## Exercise goal
Each record below should appear again exactly as written.

# Start of Data listing

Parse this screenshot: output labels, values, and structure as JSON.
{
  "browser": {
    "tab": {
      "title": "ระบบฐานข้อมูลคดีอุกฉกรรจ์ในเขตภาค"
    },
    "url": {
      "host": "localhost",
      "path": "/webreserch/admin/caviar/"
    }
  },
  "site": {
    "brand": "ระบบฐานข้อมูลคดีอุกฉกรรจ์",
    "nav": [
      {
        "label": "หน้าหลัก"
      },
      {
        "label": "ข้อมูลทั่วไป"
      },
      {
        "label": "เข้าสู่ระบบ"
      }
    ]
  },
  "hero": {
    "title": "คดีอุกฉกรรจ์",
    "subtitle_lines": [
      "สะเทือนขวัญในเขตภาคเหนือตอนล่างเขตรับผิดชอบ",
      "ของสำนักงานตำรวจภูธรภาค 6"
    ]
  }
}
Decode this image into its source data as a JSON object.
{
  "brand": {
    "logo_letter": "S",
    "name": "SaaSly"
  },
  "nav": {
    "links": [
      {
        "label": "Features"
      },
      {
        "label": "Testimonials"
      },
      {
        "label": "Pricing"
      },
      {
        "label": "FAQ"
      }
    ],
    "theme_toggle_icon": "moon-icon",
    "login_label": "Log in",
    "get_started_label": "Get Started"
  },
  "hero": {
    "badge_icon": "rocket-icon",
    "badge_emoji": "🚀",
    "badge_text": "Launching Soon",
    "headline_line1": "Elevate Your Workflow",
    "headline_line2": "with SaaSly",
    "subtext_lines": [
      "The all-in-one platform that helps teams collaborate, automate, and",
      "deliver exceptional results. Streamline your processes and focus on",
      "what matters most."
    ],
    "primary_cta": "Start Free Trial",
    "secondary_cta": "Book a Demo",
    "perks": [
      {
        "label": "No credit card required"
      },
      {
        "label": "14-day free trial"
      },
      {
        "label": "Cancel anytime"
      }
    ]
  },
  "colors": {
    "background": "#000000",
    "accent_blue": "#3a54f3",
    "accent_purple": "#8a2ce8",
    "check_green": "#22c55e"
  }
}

# End of Data listing

## Task output
Parse this screenshot: output labels, values, and structure as JSON.
{
  "browser": {
    "tab": {
      "title": "ระบบฐานข้อมูลคดีอุกฉกรรจ์ในเขตภาค"
    },
    "url": {
      "host": "localhost",
      "path": "/webreserch/admin/caviar/"
    }
  },
  "site": {
    "brand": "ระบบฐานข้อมูลคดีอุกฉกรรจ์",
    "nav": [
      {
        "label": "หน้าหลัก"
      },
      {
        "label": "ข้อมูลทั่วไป"
      },
      {
        "label": "เข้าสู่ระบบ"
      }
    ]
  },
  "hero": {
    "title": "คดีอุกฉกรรจ์",
    "subtitle_lines": [
      "สะเทือนขวัญในเขตภาคเหนือตอนล่างเขตรับผิดชอบ",
      "ของสำนักงานตำรวจภูธรภาค 6"
    ]
  }
}
Decode this image into its source data as a JSON object.
{
  "brand": {
    "logo_letter": "S",
    "name": "SaaSly"
  },
  "nav": {
    "links": [
      {
        "label": "Features"
      },
      {
        "label": "Testimonials"
      },
      {
        "label": "Pricing"
      },
      {
        "label": "FAQ"
      }
    ],
    "theme_toggle_icon": "moon-icon",
    "login_label": "Log in",
    "get_started_label": "Get Started"
  },
  "hero": {
    "badge_icon": "rocket-icon",
    "badge_emoji": "🚀",
    "badge_text": "Launching Soon",
    "headline_line1": "Elevate Your Workflow",
    "headline_line2": "with SaaSly",
    "subtext_lines": [
      "The all-in-one platform that helps teams collaborate, automate, and",
      "deliver exceptional results. Streamline your processes and focus on",
      "what matters most."
    ],
    "primary_cta": "Start Free Trial",
    "secondary_cta": "Book a Demo",
    "perks": [
      {
        "label": "No credit card required"
      },
      {
        "label": "14-day free trial"
      },
      {
        "label": "Cancel anytime"
      }
    ]
  },
  "colors": {
    "background": "#000000",
    "accent_blue": "#3a54f3",
    "accent_purple": "#8a2ce8",
    "check_green": "#22c55e"
  }
}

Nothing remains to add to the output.